▶ _Provided entries_:
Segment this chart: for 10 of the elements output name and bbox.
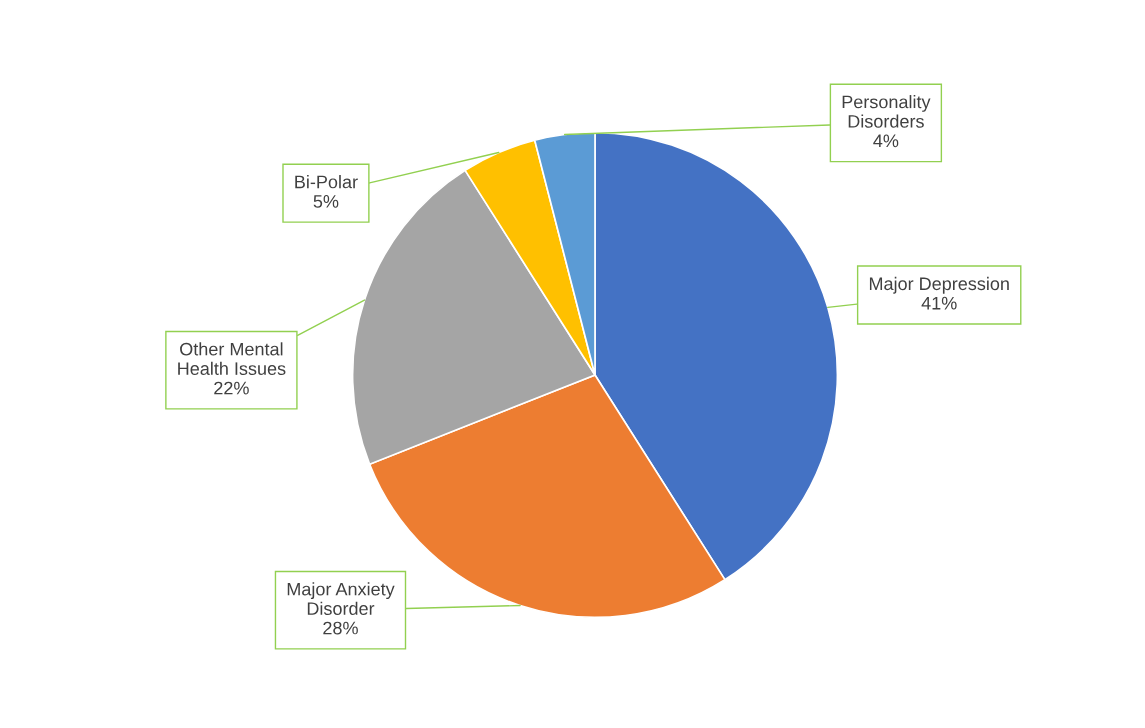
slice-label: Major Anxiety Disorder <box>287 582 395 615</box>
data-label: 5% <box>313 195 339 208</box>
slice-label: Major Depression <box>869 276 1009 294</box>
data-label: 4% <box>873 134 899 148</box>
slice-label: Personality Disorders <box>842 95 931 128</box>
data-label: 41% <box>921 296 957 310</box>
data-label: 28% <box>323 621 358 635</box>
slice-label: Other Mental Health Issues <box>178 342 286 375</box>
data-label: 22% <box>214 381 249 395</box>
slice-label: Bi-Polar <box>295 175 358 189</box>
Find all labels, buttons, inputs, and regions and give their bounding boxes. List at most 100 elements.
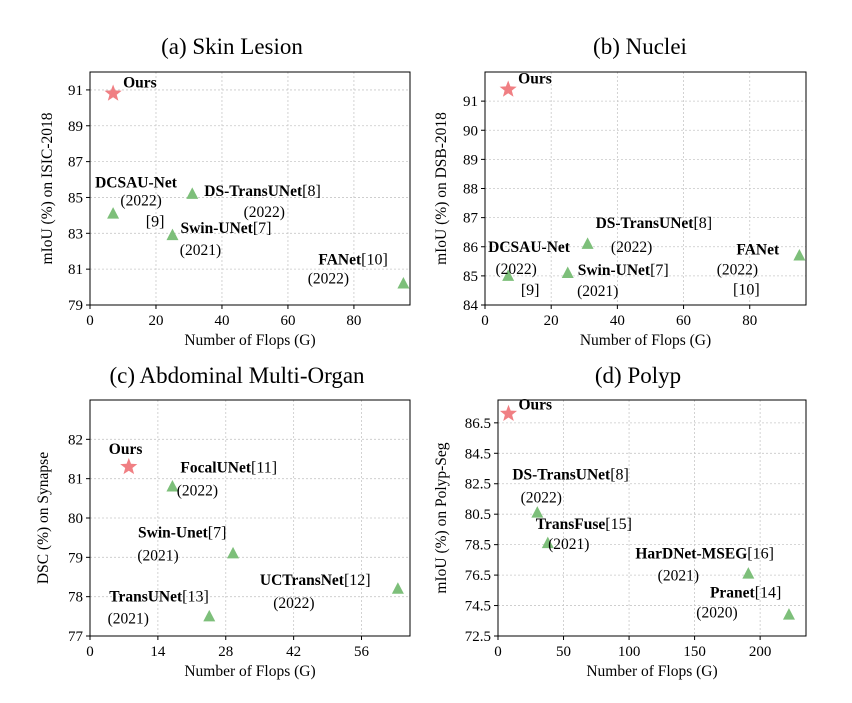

▶ _The request_:
Find each line in the data above that contains the word "elements", treating uppercase and lowercase as different, and copy those lines out in full.

▶ _Task result_:
Segment this chart: for 10 of the elements output name and bbox.
Find all labels, buttons, inputs, and regions and give their bounding boxes. List at most 100 elements.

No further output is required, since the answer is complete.